### [Set of tasks]
(A) Answer these from the fried rice post:
(i) What rice-to-water ratio does it recommend?
(ii) Which oil does it say to use for frying?
(iii) Which kind of chive does the dish require?
(B) Carry on the fried rice post from its last line.

### [Selection]

· · ·

# Chinese Fried Rice



## woodman (Jan 6, 2008)

Do this right, and it will taste just like it came out of a chinese restaurant. 

I kid you, not!

-------------------------------------

A few basic concepts before you get started.

Chinese wok cooking is done at VERRRRY high heat. For fried rice, the heat has to be so hot that it begins to sear the rice. 

This creates a caramelization where rice is actually seared brown from the heat of the pan, and it also gives the rice that authentic “fried-rice” flavor.

It would be ideal to make this dish in a cast-iron wok over a gas flame, but since most western stovetops are not equipped to handle traditional Chinese cooking (and assuming you are using an electric stove), you will have to let your pan get REALLY HOT before you add the oil and start cooking.

1.) You really NEED a large frying pan to do this, because with all that flipping around, things can get messy.

2.) Where the normal rice-water ratio is 1:1.5, you’ll want to reduce the amount of water by making the ratio 1:1.25, so for each cup of rice you would add 1 1/4 cup of water. 

3.) Use only peanut oil for the frying process. It really does make a difference in flavor, and won’t taste right if you substitute another type of oil.

4.) There are different kinds of chives. This dish requires the asian chive (aka, “garlic chive”),. It is as long as a green onion stalk, but it’s flat like an oversized blade of grass.

--Do not use western chives (“onion chives”), They look just like a miniature green onion, round stalk and all.

--Do not use dried chives. Dried chives are actually onion chives, the wrong type for this dish.

5.) Don’t be afraid to use Ajinamoto (MSG). A light sprinkle is all that’s required and you get more MSG in a bag of potato chips or a bowl of ramin. 
--No Aji = No flavor.

· · ·

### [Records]

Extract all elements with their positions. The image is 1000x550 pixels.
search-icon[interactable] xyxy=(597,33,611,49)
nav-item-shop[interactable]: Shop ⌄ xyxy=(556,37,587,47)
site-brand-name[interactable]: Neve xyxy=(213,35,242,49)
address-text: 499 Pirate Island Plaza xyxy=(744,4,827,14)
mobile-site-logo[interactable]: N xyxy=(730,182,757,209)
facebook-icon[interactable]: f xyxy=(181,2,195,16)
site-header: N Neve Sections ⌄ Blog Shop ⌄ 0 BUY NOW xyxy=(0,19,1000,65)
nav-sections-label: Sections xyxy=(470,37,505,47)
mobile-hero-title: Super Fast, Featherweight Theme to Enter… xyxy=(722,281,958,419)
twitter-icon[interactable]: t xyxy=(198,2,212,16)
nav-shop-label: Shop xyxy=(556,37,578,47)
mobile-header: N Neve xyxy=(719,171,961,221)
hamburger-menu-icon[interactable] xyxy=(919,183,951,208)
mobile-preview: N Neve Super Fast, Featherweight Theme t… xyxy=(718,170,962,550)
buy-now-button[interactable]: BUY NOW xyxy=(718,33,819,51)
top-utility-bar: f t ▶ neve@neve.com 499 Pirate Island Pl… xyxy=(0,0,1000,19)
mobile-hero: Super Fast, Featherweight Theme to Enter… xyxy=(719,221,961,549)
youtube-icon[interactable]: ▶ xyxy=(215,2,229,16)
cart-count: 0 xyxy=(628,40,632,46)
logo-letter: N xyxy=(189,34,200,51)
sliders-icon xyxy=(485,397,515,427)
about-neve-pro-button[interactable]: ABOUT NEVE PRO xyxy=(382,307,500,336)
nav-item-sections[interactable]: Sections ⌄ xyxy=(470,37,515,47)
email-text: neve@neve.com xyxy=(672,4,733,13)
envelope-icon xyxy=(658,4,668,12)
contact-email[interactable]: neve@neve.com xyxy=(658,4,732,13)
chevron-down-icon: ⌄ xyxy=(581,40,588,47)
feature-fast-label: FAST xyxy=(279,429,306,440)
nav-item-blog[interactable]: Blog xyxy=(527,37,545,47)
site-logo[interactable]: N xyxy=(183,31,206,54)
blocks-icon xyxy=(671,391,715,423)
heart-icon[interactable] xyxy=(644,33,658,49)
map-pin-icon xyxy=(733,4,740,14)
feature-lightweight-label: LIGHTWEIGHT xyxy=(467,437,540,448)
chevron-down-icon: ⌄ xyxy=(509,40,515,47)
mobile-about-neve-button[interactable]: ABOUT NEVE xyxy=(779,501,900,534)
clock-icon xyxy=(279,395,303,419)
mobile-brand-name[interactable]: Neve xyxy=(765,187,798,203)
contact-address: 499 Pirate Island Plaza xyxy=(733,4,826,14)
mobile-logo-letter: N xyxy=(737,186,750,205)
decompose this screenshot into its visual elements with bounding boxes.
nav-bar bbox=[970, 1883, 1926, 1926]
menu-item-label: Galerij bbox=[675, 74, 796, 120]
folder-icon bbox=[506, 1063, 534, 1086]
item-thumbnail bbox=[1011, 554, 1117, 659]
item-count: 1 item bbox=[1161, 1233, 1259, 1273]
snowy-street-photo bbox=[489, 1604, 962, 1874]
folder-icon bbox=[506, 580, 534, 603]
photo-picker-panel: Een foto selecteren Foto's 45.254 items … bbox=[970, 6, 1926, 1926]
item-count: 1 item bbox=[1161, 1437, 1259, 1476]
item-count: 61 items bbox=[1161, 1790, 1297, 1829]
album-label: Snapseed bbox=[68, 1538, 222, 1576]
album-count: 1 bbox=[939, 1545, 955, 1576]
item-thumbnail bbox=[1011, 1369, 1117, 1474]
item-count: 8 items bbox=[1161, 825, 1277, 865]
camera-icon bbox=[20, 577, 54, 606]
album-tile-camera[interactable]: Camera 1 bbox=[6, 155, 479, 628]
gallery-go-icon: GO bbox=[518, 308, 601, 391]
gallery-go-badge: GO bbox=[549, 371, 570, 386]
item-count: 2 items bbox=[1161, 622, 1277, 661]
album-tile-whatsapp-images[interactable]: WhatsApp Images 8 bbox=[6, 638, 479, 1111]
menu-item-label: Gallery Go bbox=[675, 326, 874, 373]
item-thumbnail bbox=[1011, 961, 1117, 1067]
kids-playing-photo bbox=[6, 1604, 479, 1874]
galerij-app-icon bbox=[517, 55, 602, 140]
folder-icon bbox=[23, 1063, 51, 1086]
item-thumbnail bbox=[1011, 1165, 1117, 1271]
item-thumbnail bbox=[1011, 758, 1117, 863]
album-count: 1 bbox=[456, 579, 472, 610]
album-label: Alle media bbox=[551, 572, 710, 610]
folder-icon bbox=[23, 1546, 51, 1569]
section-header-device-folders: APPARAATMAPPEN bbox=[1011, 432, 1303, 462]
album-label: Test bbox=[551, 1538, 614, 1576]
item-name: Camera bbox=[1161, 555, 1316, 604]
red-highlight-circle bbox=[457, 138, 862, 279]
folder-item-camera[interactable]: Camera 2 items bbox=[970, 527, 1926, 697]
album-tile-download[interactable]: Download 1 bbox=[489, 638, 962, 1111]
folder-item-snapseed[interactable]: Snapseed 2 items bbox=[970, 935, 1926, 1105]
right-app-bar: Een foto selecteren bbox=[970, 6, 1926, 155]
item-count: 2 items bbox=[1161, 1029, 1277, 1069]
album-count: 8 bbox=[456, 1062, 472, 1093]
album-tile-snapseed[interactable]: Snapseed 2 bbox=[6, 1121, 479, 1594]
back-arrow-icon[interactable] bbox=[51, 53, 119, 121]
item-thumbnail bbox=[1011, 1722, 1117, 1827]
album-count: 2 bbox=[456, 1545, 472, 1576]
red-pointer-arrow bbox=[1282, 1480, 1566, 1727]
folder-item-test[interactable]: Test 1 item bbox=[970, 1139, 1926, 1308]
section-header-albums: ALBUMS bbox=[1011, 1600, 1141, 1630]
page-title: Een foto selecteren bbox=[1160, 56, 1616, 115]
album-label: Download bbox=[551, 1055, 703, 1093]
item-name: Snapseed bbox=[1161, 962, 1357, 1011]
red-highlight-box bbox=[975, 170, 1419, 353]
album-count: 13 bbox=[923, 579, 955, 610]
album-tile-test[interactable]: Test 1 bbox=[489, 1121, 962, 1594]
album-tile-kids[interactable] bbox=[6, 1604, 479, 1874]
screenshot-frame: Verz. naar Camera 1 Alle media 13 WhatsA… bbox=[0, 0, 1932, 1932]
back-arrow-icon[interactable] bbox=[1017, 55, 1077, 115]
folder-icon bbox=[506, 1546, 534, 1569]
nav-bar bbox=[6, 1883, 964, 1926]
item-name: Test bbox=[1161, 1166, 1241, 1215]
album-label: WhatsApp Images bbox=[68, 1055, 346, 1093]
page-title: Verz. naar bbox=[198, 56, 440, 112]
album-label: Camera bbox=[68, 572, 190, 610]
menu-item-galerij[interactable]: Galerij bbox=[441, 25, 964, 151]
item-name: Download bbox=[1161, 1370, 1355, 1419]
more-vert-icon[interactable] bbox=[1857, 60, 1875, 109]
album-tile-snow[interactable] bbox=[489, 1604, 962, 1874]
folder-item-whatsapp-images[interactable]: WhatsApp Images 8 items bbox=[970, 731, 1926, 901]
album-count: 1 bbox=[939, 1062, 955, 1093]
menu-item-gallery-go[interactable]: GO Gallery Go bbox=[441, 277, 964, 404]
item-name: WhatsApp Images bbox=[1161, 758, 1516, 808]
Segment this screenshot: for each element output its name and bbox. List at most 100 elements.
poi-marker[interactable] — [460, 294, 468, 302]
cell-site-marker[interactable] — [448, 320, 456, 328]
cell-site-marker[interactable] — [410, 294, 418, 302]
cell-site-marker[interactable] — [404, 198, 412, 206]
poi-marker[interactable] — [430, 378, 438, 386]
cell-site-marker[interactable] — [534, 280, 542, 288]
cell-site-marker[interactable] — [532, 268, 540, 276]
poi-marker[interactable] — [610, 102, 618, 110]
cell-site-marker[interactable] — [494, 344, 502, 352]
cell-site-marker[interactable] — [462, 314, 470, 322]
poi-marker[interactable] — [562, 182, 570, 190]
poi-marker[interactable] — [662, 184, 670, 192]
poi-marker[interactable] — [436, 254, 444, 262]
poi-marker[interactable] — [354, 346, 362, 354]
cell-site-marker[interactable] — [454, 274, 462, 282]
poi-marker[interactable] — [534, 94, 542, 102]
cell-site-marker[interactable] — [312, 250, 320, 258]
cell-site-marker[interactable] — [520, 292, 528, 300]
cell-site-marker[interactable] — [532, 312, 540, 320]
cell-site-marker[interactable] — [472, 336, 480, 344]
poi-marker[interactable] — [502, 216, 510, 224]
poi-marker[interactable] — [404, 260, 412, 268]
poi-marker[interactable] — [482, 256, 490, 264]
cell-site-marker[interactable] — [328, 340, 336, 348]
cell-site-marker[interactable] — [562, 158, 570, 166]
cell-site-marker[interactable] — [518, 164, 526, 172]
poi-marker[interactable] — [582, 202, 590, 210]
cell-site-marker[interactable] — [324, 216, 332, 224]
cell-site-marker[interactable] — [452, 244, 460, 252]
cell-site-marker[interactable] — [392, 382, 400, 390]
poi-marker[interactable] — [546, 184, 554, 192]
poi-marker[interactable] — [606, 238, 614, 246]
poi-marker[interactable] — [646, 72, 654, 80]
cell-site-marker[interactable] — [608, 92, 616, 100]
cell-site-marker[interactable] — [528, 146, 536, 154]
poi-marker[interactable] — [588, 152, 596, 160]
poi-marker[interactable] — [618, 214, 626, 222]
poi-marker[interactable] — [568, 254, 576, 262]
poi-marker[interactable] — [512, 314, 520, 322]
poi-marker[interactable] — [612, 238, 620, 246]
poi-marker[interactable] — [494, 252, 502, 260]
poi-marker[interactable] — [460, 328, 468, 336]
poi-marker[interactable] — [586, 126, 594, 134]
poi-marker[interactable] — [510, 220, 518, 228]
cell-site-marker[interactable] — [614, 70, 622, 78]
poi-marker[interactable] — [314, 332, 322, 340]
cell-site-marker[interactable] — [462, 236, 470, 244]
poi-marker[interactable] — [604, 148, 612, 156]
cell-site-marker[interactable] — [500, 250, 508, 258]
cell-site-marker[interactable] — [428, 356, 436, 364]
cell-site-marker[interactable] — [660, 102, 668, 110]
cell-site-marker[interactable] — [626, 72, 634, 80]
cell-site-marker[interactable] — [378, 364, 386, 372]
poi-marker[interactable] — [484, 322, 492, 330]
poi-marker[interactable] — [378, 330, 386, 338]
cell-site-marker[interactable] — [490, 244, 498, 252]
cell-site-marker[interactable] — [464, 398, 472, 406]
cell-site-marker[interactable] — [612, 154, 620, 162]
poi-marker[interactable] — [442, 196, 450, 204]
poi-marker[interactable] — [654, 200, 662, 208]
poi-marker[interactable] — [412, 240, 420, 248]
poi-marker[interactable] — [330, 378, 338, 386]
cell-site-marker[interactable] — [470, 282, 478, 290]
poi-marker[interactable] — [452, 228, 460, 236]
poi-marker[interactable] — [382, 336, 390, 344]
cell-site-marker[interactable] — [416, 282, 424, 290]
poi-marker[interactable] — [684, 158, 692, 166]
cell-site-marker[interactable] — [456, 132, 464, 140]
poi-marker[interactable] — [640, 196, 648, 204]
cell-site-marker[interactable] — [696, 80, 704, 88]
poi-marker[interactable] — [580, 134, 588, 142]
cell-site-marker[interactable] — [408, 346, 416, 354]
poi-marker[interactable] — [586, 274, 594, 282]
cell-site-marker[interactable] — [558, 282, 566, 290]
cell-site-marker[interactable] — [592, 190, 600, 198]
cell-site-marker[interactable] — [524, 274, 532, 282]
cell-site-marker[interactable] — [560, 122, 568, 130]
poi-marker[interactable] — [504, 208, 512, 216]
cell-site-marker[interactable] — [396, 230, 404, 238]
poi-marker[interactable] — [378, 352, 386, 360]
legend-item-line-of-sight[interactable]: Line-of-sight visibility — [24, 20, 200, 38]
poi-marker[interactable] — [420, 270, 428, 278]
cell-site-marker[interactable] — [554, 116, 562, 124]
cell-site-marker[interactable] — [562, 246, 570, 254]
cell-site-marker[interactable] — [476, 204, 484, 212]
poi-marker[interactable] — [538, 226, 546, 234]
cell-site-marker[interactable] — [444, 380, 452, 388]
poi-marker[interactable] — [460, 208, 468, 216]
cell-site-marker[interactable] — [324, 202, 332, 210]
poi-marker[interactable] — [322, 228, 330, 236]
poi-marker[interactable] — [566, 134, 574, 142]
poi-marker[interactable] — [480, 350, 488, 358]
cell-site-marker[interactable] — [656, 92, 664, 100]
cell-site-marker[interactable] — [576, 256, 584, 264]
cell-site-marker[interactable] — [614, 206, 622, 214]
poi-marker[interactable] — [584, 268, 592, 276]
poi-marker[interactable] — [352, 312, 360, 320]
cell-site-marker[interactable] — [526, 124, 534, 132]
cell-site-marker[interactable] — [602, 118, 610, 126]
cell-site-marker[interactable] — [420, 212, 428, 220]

· · ·

### [Results of the exercise]
(A)
(i) 1:1.25, so 1 1/4 cups of water for each cup of rice.
(ii) Peanut oil only.
(iii) The Asian chive, also called "garlic chive."

(B)
6.) IMPORTANT: Once your ingredients are mixed, the final step is to allow the rice to sit in the pan without stirring until you hear the distinct “crackling” sound that indicates the rice is actually being fried. Let it crackle for minute or less (depending on the intensity of heat your stovetop can generate), then flip and stir the rice. Do this 3-4 times before removing the rice from heat.


Okay, we’re ready! 







 INGREDIENTS: 

1.) White rice (cooked)
2.) Char-Siu (chopped)
3.) Fresh shrimp (peeled and chopped) 
4.) Scrambled eggs (seasoned, cooked, and chopped)
5.) Chinese chives (chopped)
6.) Green onions (chopped)
7.) Garlic powder
8.) Onion powder
9.) Salt
10.) Ajinamoto (aka, “Accent” or MSG).
11.) Peanut oil

[You will find peanut oil, garlic chives, in oriental market. Ask where you can buy fresh cooked char-siu. Someone there should know.]


  PREPARATION & PROPORTION:        

1.) Scramble the eggs, seasoning them with salt, then fry them in a hot pan lined with peanut oil.

Use one egg for every cup of uncooked rice. So, if you are making 3 cups of rice, you will cook three eggs. 

Simple!

2.) Shrimp should be portioned at a minimum of 1/4 lb. of raw shrimp per cup of uncooked rice. A little more is fine, so you can add 1/3 - 1/2 lb-per-cup of uncooked rice, and you’re still good. Peel them and chop ‘em up.

3.) Add a generous 1/3 cup of chopped char-siu for each cup of uncooked rice.

4.) portion 2-3 tbl spoons chopped chives for each cup of uncooked rice. The same goes for Green onions. Add 1/2 when you start frying, and mix the rest in just before you stop frying.

5.) Allow your cooked rice a few minutes to settle. To cool, remove it from the rice cooker and put it in a large bowl, then lift and stir the rice in front of an electric fan.

I usually make three cups of rice. Once it is cooked, I divide it into two parts just because it is too much to cook all at once. 

It is very unlikely that you will only make one batch of fried rice, so it is important to have all your ingredients chopped and properly proportioned for each batch.

  INCORPORATION:  

1.) In a large bowl, mix your first batch of cooked rice with chopped char-siu, shrimp, eggs, and chopped chives. Make sure they all get mixed together nicely.

2.) Get your hot pan ready. Add a generous table spoon of peanut oil across pan, then add the rice mix. Now you’re frying!

3.) After a minute, add the first round of green onions, then...

4.) sprinkle 1/2 tea spoon garlic powder over the rice immediately add 2 tea spoons of onion powder. Stir, then let sit to fry and crackle for a minute.

5.) Add desired amount of salt, and the remainder of chives and green onions. Stir and let sit to crackle again.

6.) Add Ajinamoto, stir once more, and taste to season.

When done, remove from heat and place in a large bowl.


  PLATE & PRESENTATION:

You can dress the plate up by packing the fried rice into a small, but nicely rounded bowl. 

1.) Pack the rice all the way up to the top of the bowl.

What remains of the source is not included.